** START EXTRACTED ENTRIES **
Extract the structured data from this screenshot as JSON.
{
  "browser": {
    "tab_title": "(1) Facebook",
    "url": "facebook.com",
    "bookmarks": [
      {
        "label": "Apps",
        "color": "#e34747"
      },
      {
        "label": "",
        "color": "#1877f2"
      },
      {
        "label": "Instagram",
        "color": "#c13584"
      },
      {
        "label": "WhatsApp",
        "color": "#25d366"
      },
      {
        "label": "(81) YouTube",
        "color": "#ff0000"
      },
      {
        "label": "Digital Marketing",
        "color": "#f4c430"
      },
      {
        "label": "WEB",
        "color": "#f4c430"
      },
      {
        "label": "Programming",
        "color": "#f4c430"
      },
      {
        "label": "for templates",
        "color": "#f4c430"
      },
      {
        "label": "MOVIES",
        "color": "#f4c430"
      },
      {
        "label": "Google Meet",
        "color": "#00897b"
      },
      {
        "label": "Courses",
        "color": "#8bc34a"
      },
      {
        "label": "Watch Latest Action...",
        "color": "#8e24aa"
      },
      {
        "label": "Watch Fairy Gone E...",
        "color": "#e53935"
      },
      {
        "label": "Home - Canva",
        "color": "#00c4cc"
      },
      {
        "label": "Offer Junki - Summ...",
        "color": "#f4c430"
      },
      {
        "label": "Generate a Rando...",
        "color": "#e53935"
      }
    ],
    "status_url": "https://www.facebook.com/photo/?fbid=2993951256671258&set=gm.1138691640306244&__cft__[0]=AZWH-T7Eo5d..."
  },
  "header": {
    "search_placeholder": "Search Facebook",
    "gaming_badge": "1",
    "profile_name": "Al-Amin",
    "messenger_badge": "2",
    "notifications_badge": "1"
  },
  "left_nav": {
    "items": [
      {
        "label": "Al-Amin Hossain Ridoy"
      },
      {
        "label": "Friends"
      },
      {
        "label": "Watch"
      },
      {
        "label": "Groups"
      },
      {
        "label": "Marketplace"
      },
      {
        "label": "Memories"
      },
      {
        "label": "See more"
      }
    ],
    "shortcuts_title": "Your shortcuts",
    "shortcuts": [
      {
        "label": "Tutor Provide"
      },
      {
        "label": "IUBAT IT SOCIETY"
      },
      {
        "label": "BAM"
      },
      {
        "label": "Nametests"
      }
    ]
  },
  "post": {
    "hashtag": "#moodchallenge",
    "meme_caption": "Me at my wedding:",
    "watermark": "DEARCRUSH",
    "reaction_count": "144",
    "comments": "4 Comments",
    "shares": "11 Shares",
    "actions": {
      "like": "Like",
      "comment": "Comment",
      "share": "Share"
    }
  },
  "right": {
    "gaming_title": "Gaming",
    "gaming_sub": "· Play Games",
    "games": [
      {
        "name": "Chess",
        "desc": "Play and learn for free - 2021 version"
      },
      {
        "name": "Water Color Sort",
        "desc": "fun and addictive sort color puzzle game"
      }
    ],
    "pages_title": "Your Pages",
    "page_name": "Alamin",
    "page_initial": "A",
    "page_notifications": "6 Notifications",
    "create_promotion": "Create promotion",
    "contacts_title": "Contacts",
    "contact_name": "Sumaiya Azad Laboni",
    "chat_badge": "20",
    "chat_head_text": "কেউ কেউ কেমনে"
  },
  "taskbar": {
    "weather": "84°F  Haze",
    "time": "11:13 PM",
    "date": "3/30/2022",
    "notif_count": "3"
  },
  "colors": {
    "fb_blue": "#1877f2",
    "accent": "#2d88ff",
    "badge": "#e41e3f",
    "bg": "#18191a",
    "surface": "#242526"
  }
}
** END EXTRACTED ENTRIES **
» **AIM OF THE EXERCISE**: Which lines contain the word "Your"? Return each of them.

» **RESULT FOR THIS TASK**:
    "shortcuts_title": "Your shortcuts",
    "pages_title": "Your Pages",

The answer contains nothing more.